_Texto de origem_:
= = = = =

Política
Os corruptos eram eles
A operação comandada por Sergio Moro destruiu empresas, perseguiu inimigos políticos e curvou-se aos interesses dos EUA


Em 17 de março de 2014, a Operação Lava Jato foi às ruas pela primeira vez. O enredo de dez anos atrás estava desenhado há 20. Em 2004, Sergio Moro tinha publicado uma análise da Operação Mãos Limpas, caso rumoroso de corrupção na Itália na década de 1990. Tudo da Lava Jato estava ali. Para combater os “corruptos”, o então juiz defendia o uso à beira do abuso do poder de magistrados e procuradores e que prisões preventivas serviam para arrancar delações. Defendia ainda o “largo uso da imprensa” em investigações, para desmoralizar políticos. Condená-los na mídia facilitaria sentenciá-los na Justiça ou funcionaria como substituto das sentenças.
A percepção atual dos brasileiros mostra que a Lava Jato foi eficaz na disputa pela mídia e, por tabela, da opinião pública. Segundo uma pesquisa Genial/Quaest do início do mês, 50% acham que a operação fez mais bem do que mal ao Brasil (28% veem o contrário), enquanto 49% acreditam que ajudou a enfrentar a corrupção (37% não). Quanto aos dois protagonistas da história, o País é bastante dividido: 44% desaprovam o trabalho de Moro como juiz (40% aprovam), 43% consideram Lula inocente (índice igual pensa o contrário). “A Lava Jato criou relação com a sociedade, havia camiseta, jogo de tabuleiro, quarto de motel em Brasília com o nome dela”, afirma Fábio Sá e Silva, que desde 2016 faz pesquisas sobre a operação na Universidade de Oklahoma, nos Estados Unidos. “A crítica ao que se chama de corrupção do PT encobre o descontentamento com as políticas públicas e sociais defendidas pelo partido. A aprovação à Lava Jato tem esse elemento.”

= = = = =

_Dados apresentados_:
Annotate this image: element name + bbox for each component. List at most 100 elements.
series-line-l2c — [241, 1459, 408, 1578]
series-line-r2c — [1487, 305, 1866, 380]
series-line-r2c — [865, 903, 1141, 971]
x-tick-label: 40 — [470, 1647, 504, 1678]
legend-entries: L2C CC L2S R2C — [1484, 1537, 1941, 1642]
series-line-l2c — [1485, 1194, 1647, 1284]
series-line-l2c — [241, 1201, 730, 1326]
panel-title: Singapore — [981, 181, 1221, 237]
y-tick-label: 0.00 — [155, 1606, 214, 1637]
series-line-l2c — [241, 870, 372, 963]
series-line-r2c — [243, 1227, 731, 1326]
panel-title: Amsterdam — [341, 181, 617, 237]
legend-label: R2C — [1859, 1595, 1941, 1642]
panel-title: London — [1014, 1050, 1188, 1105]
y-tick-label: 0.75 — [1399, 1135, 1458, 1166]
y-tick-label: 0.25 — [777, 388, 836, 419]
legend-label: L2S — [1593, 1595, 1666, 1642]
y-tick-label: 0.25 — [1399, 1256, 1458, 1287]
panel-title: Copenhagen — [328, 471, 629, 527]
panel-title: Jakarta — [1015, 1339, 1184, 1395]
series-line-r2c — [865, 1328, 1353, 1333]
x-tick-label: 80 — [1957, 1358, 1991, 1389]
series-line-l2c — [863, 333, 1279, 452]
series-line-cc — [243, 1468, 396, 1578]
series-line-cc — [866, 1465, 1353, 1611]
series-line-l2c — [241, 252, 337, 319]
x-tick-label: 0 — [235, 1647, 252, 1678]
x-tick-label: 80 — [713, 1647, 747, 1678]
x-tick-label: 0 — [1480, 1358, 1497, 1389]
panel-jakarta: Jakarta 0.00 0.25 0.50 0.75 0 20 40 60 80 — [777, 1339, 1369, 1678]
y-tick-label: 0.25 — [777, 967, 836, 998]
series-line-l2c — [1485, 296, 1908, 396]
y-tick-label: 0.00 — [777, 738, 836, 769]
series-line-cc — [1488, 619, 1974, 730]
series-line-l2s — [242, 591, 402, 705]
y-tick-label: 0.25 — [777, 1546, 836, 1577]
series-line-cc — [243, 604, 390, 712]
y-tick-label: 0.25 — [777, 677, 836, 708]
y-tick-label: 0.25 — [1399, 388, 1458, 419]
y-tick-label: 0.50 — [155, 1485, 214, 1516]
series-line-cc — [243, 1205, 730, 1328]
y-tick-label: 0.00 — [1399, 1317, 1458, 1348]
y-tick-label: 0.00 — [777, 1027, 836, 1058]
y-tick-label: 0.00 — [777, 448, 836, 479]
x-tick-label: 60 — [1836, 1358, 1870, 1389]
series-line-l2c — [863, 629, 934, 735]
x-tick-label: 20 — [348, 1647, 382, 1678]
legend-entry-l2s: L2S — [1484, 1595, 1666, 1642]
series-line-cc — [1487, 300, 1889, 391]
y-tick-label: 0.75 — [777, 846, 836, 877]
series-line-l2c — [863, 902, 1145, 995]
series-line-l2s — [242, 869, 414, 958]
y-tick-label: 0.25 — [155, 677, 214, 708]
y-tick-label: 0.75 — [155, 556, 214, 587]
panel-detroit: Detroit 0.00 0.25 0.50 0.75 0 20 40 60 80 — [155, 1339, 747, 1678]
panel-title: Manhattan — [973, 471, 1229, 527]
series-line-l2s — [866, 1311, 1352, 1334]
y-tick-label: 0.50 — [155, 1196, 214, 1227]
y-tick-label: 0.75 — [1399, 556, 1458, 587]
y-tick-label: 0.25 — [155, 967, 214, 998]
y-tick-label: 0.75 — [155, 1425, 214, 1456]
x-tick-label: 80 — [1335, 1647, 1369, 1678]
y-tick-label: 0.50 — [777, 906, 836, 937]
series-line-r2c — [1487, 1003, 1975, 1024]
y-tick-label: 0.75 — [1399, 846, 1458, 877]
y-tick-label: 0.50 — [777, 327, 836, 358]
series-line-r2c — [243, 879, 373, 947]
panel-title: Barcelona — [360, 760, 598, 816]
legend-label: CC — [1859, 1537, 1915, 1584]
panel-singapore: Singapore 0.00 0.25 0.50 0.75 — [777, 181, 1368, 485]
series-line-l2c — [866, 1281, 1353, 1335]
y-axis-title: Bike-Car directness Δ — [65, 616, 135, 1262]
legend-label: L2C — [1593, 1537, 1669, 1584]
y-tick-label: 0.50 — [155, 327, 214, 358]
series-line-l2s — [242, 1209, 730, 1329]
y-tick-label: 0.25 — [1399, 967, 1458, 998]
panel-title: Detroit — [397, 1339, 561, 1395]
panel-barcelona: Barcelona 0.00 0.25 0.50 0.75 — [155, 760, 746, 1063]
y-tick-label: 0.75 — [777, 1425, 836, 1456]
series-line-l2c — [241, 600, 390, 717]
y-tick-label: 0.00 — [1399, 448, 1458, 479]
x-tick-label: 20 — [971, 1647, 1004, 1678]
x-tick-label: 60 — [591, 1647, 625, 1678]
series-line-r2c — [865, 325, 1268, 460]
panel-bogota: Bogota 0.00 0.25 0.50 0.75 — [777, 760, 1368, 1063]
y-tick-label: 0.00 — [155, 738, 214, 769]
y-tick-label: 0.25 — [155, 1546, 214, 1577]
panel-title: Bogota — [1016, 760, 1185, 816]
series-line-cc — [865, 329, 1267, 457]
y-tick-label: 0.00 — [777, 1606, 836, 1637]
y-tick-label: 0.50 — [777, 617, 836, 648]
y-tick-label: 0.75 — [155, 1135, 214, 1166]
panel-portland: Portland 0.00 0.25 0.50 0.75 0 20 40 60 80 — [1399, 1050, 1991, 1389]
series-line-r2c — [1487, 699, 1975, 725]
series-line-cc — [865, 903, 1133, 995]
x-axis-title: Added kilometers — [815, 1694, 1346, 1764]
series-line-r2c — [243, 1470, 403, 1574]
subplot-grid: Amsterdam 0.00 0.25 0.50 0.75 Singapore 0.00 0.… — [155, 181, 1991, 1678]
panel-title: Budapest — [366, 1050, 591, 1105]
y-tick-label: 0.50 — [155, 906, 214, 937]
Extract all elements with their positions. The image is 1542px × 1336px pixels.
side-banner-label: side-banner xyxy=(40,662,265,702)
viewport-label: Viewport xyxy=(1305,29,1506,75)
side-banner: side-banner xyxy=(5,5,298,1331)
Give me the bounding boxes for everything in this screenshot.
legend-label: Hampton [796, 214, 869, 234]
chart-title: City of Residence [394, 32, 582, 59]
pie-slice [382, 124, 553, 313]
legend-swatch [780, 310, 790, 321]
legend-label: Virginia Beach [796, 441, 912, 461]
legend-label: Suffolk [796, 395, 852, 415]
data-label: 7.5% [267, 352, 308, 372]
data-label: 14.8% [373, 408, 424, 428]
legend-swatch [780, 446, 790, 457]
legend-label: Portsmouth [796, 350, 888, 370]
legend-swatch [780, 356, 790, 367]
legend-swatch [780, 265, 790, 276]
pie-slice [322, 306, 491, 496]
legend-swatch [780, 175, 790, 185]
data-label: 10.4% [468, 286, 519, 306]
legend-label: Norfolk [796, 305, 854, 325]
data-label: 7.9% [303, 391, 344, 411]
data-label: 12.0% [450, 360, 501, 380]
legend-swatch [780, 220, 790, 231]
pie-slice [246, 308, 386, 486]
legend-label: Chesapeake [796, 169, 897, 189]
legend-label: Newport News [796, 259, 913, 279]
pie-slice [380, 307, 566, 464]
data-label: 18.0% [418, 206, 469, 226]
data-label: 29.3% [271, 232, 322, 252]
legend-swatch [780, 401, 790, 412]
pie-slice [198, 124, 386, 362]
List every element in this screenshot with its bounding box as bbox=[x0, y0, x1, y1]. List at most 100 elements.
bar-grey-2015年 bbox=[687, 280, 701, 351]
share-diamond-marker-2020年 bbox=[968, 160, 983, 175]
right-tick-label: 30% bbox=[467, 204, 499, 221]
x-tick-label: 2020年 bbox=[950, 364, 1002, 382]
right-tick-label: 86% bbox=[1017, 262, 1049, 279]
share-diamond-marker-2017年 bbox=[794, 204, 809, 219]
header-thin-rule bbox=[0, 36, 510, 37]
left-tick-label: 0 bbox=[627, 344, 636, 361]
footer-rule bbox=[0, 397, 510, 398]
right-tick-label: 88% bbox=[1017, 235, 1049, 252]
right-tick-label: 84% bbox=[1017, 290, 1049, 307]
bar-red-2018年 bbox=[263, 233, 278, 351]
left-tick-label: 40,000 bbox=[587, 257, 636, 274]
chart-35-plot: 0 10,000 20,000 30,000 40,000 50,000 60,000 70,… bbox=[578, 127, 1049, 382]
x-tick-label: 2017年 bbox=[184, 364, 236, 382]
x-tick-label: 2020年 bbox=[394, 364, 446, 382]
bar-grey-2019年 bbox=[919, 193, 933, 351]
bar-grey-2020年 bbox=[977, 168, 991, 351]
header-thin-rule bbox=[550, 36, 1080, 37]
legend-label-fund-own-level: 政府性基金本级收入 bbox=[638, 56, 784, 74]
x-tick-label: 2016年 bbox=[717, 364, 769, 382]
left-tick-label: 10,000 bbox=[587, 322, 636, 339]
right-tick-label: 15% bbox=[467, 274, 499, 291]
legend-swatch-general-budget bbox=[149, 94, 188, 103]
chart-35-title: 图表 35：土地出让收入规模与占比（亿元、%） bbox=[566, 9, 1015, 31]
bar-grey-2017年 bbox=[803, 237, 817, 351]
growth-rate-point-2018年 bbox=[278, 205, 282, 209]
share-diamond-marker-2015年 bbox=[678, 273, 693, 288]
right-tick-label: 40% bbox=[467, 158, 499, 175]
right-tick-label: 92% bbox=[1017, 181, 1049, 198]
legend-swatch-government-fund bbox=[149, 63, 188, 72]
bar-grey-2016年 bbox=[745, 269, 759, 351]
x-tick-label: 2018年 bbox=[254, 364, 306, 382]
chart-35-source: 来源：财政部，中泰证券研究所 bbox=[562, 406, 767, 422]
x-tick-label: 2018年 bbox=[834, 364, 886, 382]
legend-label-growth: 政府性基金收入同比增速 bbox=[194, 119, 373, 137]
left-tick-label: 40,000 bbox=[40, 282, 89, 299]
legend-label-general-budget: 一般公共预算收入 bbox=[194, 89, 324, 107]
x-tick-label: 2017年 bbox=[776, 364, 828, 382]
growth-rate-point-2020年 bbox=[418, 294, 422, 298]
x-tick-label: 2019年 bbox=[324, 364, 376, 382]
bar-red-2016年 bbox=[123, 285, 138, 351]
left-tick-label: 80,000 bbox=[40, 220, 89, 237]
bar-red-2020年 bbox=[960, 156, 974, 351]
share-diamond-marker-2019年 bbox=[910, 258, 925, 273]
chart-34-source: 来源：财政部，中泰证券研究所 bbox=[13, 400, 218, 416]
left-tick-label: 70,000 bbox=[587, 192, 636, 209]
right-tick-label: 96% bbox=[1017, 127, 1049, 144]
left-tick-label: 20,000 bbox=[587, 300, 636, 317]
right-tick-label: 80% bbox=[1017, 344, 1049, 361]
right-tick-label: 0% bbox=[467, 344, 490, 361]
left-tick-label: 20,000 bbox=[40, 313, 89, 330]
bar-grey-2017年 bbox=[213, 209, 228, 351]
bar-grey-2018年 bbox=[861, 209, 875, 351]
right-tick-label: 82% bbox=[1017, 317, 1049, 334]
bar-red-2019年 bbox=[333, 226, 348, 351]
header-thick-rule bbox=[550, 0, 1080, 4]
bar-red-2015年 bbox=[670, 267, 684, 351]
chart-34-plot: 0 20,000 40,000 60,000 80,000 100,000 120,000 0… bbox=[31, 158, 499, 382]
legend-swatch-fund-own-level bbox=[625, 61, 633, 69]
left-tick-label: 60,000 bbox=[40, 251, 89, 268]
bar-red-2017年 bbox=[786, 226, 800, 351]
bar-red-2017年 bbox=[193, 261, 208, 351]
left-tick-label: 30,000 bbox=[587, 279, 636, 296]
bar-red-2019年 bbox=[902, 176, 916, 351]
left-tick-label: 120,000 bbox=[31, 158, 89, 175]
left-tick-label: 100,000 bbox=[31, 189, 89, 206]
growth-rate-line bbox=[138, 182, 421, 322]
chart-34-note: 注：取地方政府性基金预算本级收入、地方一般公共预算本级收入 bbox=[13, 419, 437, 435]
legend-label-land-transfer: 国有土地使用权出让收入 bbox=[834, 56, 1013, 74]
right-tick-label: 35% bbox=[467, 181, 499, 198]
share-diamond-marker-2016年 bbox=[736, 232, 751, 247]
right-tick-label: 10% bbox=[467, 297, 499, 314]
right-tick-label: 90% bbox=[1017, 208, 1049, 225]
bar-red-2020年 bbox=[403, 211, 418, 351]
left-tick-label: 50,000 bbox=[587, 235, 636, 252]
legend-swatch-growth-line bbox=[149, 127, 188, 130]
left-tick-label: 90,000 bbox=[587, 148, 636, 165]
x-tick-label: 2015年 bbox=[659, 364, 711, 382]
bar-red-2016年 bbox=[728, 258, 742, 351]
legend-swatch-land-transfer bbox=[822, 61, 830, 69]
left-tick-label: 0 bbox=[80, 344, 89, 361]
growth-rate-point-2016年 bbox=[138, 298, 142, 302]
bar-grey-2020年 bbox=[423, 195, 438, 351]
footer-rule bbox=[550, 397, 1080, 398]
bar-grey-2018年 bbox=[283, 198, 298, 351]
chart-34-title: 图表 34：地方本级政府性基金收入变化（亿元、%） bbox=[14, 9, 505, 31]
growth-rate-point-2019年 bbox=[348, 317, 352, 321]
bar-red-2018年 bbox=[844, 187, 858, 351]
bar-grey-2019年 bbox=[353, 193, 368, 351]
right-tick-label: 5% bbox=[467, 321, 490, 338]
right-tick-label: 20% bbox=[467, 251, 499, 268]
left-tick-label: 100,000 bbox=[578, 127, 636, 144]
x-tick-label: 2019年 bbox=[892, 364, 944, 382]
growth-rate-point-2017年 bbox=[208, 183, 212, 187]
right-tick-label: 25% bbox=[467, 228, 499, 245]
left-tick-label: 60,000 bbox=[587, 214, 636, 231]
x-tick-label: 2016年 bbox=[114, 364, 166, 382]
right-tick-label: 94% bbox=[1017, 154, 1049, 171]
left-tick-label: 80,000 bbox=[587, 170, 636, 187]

= = = = =

_Tarefas_:
(1) Duplique, no texto sobre a Lava Jato, o trecho que vai de "Em 17 de março" até "substituto das sentenças.".
(2) Responda com base no texto sobre a Lava Jato:
(a) Em que ano Sergio Moro publicou sua análise da Operação Mãos Limpas?
(b) Segundo a pesquisa Genial/Quaest, que porcentagem acha que a operação fez mais bem do que mal ao Brasil?
(c) Em que universidade Fábio Sá e Silva pesquisa a operação?
Os dados vêm de outra fonte.

_Respostas_:
(1)
Em 17 de março de 2014, a Operação Lava Jato foi às ruas pela primeira vez. O enredo de dez anos atrás estava desenhado há 20. Em 2004, Sergio Moro tinha publicado uma análise da Operação Mãos Limpas, caso rumoroso de corrupção na Itália na década de 1990. Tudo da Lava Jato estava ali. Para combater os “corruptos”, o então juiz defendia o uso à beira do abuso do poder de magistrados e procuradores e que prisões preventivas serviam para arrancar delações. Defendia ainda o “largo uso da imprensa” em investigações, para desmoralizar políticos. Condená-los na mídia facilitaria sentenciá-los na Justiça ou funcionaria como substituto das sentenças.

(2)
(a) Em 2004.
(b) 50%.
(c) Na Universidade de Oklahoma, nos Estados Unidos.